### WRITTEN REQUEST
Copy the lines that follow, keeping every character the same.

### RECORDS SHOWN
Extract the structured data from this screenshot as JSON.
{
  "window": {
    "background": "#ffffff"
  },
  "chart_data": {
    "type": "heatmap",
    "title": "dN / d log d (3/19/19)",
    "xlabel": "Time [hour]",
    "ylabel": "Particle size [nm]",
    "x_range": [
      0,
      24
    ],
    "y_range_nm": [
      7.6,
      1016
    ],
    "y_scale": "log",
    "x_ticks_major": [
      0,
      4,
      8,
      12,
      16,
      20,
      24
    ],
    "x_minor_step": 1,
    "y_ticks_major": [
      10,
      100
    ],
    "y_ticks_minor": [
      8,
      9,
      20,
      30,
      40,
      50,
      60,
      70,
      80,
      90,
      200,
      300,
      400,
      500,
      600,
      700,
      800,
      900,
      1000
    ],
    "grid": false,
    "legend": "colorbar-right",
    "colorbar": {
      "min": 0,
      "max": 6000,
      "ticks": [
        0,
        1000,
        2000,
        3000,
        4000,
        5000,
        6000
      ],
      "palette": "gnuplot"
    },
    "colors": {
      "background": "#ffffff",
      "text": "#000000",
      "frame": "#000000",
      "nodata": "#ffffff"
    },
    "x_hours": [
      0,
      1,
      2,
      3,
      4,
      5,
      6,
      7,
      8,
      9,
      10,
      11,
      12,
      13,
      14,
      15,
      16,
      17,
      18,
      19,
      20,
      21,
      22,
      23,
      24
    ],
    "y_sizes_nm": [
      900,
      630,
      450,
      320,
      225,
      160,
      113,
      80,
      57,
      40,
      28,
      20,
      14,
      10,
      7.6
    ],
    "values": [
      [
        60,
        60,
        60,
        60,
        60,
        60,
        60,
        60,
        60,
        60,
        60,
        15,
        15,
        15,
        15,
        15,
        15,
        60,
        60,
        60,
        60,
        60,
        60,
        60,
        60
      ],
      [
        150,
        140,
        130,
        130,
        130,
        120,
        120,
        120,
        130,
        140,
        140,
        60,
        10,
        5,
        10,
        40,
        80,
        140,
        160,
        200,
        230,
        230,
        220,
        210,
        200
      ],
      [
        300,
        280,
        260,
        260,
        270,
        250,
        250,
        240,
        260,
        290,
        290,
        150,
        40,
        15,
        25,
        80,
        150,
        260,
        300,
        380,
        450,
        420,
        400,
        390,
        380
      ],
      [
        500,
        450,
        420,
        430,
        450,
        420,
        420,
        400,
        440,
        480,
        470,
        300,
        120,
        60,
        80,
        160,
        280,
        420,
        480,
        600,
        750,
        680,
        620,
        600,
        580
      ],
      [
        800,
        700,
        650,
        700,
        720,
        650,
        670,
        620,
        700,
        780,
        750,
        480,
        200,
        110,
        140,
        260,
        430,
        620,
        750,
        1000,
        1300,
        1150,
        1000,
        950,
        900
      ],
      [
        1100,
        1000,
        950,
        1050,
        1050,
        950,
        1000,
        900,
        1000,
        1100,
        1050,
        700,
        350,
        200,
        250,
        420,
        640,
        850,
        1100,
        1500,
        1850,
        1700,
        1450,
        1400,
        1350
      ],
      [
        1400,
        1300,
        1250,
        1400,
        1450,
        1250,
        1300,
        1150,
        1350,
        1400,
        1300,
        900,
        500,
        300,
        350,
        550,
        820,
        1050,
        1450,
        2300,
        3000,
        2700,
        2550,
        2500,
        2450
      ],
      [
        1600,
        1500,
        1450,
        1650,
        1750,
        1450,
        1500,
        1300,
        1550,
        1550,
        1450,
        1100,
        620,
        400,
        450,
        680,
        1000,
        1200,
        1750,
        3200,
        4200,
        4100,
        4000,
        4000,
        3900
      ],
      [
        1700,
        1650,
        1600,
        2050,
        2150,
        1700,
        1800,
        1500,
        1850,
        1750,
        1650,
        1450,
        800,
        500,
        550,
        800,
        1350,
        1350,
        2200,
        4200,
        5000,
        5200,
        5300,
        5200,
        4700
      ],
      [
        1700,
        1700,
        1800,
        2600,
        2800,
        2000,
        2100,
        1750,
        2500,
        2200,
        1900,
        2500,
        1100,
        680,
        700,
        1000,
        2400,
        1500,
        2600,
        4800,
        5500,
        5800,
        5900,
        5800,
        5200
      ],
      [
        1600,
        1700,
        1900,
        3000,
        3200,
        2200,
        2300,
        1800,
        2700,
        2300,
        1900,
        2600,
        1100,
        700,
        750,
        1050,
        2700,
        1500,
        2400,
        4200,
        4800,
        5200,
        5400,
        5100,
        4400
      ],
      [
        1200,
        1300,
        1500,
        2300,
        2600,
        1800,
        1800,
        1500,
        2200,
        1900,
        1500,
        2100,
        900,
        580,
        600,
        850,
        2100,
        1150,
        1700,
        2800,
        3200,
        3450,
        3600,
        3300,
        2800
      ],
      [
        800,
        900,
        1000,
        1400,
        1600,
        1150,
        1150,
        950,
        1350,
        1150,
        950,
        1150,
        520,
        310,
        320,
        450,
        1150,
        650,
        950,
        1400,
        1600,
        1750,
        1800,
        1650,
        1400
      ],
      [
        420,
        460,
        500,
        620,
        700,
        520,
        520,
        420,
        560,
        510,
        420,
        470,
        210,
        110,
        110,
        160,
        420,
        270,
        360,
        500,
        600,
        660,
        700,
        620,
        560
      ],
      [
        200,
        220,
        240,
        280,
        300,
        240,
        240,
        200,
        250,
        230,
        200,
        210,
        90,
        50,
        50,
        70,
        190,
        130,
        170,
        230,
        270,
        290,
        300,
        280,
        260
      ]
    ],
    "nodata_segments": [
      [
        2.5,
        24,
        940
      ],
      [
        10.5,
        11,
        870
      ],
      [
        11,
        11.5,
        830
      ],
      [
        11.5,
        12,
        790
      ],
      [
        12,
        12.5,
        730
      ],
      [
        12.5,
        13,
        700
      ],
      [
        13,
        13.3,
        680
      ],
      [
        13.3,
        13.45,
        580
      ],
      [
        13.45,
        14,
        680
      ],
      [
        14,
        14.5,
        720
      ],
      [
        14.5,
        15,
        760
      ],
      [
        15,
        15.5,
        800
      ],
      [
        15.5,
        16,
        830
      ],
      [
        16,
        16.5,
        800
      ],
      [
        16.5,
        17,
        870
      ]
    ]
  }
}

### TASK RESPONSE
Extract the structured data from this screenshot as JSON.
{
  "window": {
    "background": "#ffffff"
  },
  "chart_data": {
    "type": "heatmap",
    "title": "dN / d log d (3/19/19)",
    "xlabel": "Time [hour]",
    "ylabel": "Particle size [nm]",
    "x_range": [
      0,
      24
    ],
    "y_range_nm": [
      7.6,
      1016
    ],
    "y_scale": "log",
    "x_ticks_major": [
      0,
      4,
      8,
      12,
      16,
      20,
      24
    ],
    "x_minor_step": 1,
    "y_ticks_major": [
      10,
      100
    ],
    "y_ticks_minor": [
      8,
      9,
      20,
      30,
      40,
      50,
      60,
      70,
      80,
      90,
      200,
      300,
      400,
      500,
      600,
      700,
      800,
      900,
      1000
    ],
    "grid": false,
    "legend": "colorbar-right",
    "colorbar": {
      "min": 0,
      "max": 6000,
      "ticks": [
        0,
        1000,
        2000,
        3000,
        4000,
        5000,
        6000
      ],
      "palette": "gnuplot"
    },
    "colors": {
      "background": "#ffffff",
      "text": "#000000",
      "frame": "#000000",
      "nodata": "#ffffff"
    },
    "x_hours": [
      0,
      1,
      2,
      3,
      4,
      5,
      6,
      7,
      8,
      9,
      10,
      11,
      12,
      13,
      14,
      15,
      16,
      17,
      18,
      19,
      20,
      21,
      22,
      23,
      24
    ],
    "y_sizes_nm": [
      900,
      630,
      450,
      320,
      225,
      160,
      113,
      80,
      57,
      40,
      28,
      20,
      14,
      10,
      7.6
    ],
    "values": [
      [
        60,
        60,
        60,
        60,
        60,
        60,
        60,
        60,
        60,
        60,
        60,
        15,
        15,
        15,
        15,
        15,
        15,
        60,
        60,
        60,
        60,
        60,
        60,
        60,
        60
      ],
      [
        150,
        140,
        130,
        130,
        130,
        120,
        120,
        120,
        130,
        140,
        140,
        60,
        10,
        5,
        10,
        40,
        80,
        140,
        160,
        200,
        230,
        230,
        220,
        210,
        200
      ],
      [
        300,
        280,
        260,
        260,
        270,
        250,
        250,
        240,
        260,
        290,
        290,
        150,
        40,
        15,
        25,
        80,
        150,
        260,
        300,
        380,
        450,
        420,
        400,
        390,
        380
      ],
      [
        500,
        450,
        420,
        430,
        450,
        420,
        420,
        400,
        440,
        480,
        470,
        300,
        120,
        60,
        80,
        160,
        280,
        420,
        480,
        600,
        750,
        680,
        620,
        600,
        580
      ],
      [
        800,
        700,
        650,
        700,
        720,
        650,
        670,
        620,
        700,
        780,
        750,
        480,
        200,
        110,
        140,
        260,
        430,
        620,
        750,
        1000,
        1300,
        1150,
        1000,
        950,
        900
      ],
      [
        1100,
        1000,
        950,
        1050,
        1050,
        950,
        1000,
        900,
        1000,
        1100,
        1050,
        700,
        350,
        200,
        250,
        420,
        640,
        850,
        1100,
        1500,
        1850,
        1700,
        1450,
        1400,
        1350
      ],
      [
        1400,
        1300,
        1250,
        1400,
        1450,
        1250,
        1300,
        1150,
        1350,
        1400,
        1300,
        900,
        500,
        300,
        350,
        550,
        820,
        1050,
        1450,
        2300,
        3000,
        2700,
        2550,
        2500,
        2450
      ],
      [
        1600,
        1500,
        1450,
        1650,
        1750,
        1450,
        1500,
        1300,
        1550,
        1550,
        1450,
        1100,
        620,
        400,
        450,
        680,
        1000,
        1200,
        1750,
        3200,
        4200,
        4100,
        4000,
        4000,
        3900
      ],
      [
        1700,
        1650,
        1600,
        2050,
        2150,
        1700,
        1800,
        1500,
        1850,
        1750,
        1650,
        1450,
        800,
        500,
        550,
        800,
        1350,
        1350,
        2200,
        4200,
        5000,
        5200,
        5300,
        5200,
        4700
      ],
      [
        1700,
        1700,
        1800,
        2600,
        2800,
        2000,
        2100,
        1750,
        2500,
        2200,
        1900,
        2500,
        1100,
        680,
        700,
        1000,
        2400,
        1500,
        2600,
        4800,
        5500,
        5800,
        5900,
        5800,
        5200
      ],
      [
        1600,
        1700,
        1900,
        3000,
        3200,
        2200,
        2300,
        1800,
        2700,
        2300,
        1900,
        2600,
        1100,
        700,
        750,
        1050,
        2700,
        1500,
        2400,
        4200,
        4800,
        5200,
        5400,
        5100,
        4400
      ],
      [
        1200,
        1300,
        1500,
        2300,
        2600,
        1800,
        1800,
        1500,
        2200,
        1900,
        1500,
        2100,
        900,
        580,
        600,
        850,
        2100,
        1150,
        1700,
        2800,
        3200,
        3450,
        3600,
        3300,
        2800
      ],
      [
        800,
        900,
        1000,
        1400,
        1600,
        1150,
        1150,
        950,
        1350,
        1150,
        950,
        1150,
        520,
        310,
        320,
        450,
        1150,
        650,
        950,
        1400,
        1600,
        1750,
        1800,
        1650,
        1400
      ],
      [
        420,
        460,
        500,
        620,
        700,
        520,
        520,
        420,
        560,
        510,
        420,
        470,
        210,
        110,
        110,
        160,
        420,
        270,
        360,
        500,
        600,
        660,
        700,
        620,
        560
      ],
      [
        200,
        220,
        240,
        280,
        300,
        240,
        240,
        200,
        250,
        230,
        200,
        210,
        90,
        50,
        50,
        70,
        190,
        130,
        170,
        230,
        270,
        290,
        300,
        280,
        260
      ]
    ],
    "nodata_segments": [
      [
        2.5,
        24,
        940
      ],
      [
        10.5,
        11,
        870
      ],
      [
        11,
        11.5,
        830
      ],
      [
        11.5,
        12,
        790
      ],
      [
        12,
        12.5,
        730
      ],
      [
        12.5,
        13,
        700
      ],
      [
        13,
        13.3,
        680
      ],
      [
        13.3,
        13.45,
        580
      ],
      [
        13.45,
        14,
        680
      ],
      [
        14,
        14.5,
        720
      ],
      [
        14.5,
        15,
        760
      ],
      [
        15,
        15.5,
        800
      ],
      [
        15.5,
        16,
        830
      ],
      [
        16,
        16.5,
        800
      ],
      [
        16.5,
        17,
        870
      ]
    ]
  }
}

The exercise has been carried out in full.